È iniziata lunedì 17 ottobre l’offensiva delle forze governative irachene con il supporto della coalizione internazionale guidata dagli Stati Uniti contro i miliziani dell’Isis nella città settentrionale di Mosul.

La posta in gioco è piuttosto alta per le parti in causa, poiché si tratta di riconquistare l’ultima grande roccaforte del sedicente Stato islamico in Iraq. 

Dal giugno 2014, la città irachena è nelle mani dei miliziani dell’Isis e qui vivono sotto assedio 1,5 milioni di persone. La caduta di Mosul ha segnato di fatto l’inizio dell’avanzata del sedicente Stato islamico nel nord del paese. In seguito alla conquista della città – la seconda per grandezza in Iraq – centinaia di migliaia di civili sono stati costretti a fuggire. 

Sono circa 30mila le forze irachene, le milizie curde dei Peshmerga e combattenti delle tribù sunnite che lunedì hanno cominciato ad avanzare nel territorio iracheno.

Elicotteri hanno sorvolato i cieli della città attaccando obiettivi strategici. Numerose esplosioni sono state avvertite nelle aree orientali, dove gruppi di combattenti curdi sono avanzati verso alcuni villaggi periferici, secondo quanto riportato da Reuters

(Qui sotto gruppi di combattenti curdi dei Peshmerga avanzano verso la città di Mosul. Credit: Reuters)

L’anno scorso, una campagna aerea della coalizione guidata dagli Stati Uniti aveva contribuito a respingere i miliziani del sedicente Stato islamico da gran parte del territorio iracheno, ma un numero compreso tra i 4mila e gli 8mila combattenti sono rimasti a presidio della città. Nel novembre del 2015, raid aerei statunitensi avevano ucciso tra i 60 e 70 combattenti dell’Isis permettendo così l’apertura di un varco per circa 7.500 unità delle forze speciali curde, peshmerga e yazidi scesi dalle montagne del Sinjar e vicini alla prima linea del conflitto.

L’offensiva lanciata lunedì dalle forze irachene è la più grande operazione messa a punto in Iraq dall’invasione del 2003 che rovesciò Saddam Hussein. Inoltre, essa ha assunto una notevole importanza per il presidente degli Stati Uniti Barack Obama, ormai giunto a fine mandato, ma non è esente da rischi.

**ESTRATTO DEI DATI**

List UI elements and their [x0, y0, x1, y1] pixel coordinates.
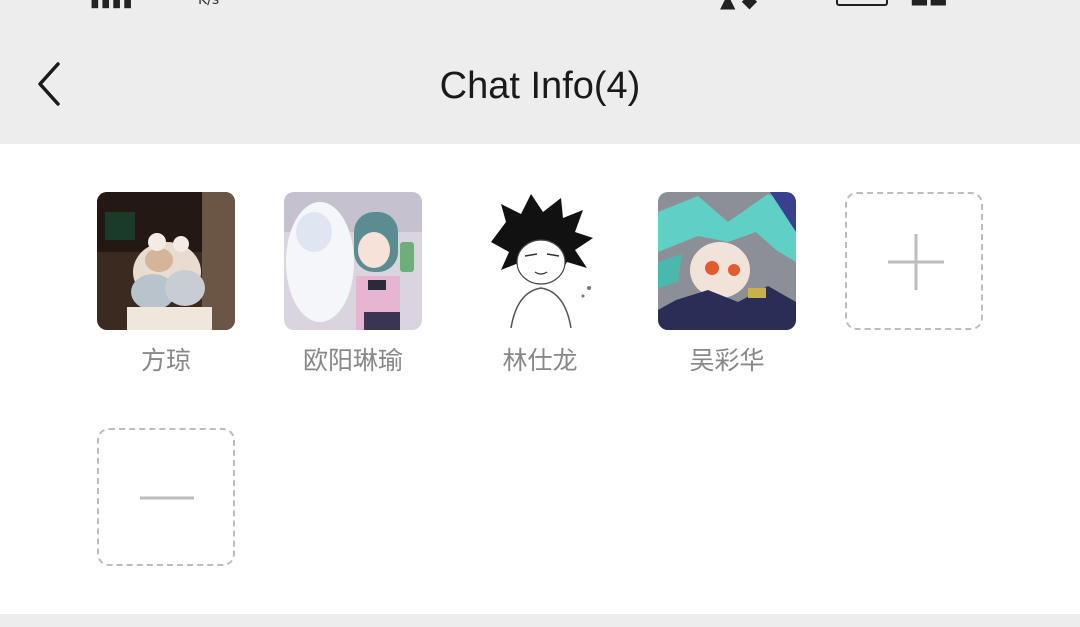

**ISTRUZIONI ESERCIZIO**
Restituisci il passo dell'articolo sull'offensiva di Mosul compreso tra "(Qui sotto gruppi" e "linea del conflitto.", estremi inclusi.

**RISULTATO**
(Qui sotto gruppi di combattenti curdi dei Peshmerga avanzano verso la città di Mosul. Credit: Reuters)

L’anno scorso, una campagna aerea della coalizione guidata dagli Stati Uniti aveva contribuito a respingere i miliziani del sedicente Stato islamico da gran parte del territorio iracheno, ma un numero compreso tra i 4mila e gli 8mila combattenti sono rimasti a presidio della città. Nel novembre del 2015, raid aerei statunitensi avevano ucciso tra i 60 e 70 combattenti dell’Isis permettendo così l’apertura di un varco per circa 7.500 unità delle forze speciali curde, peshmerga e yazidi scesi dalle montagne del Sinjar e vicini alla prima linea del conflitto.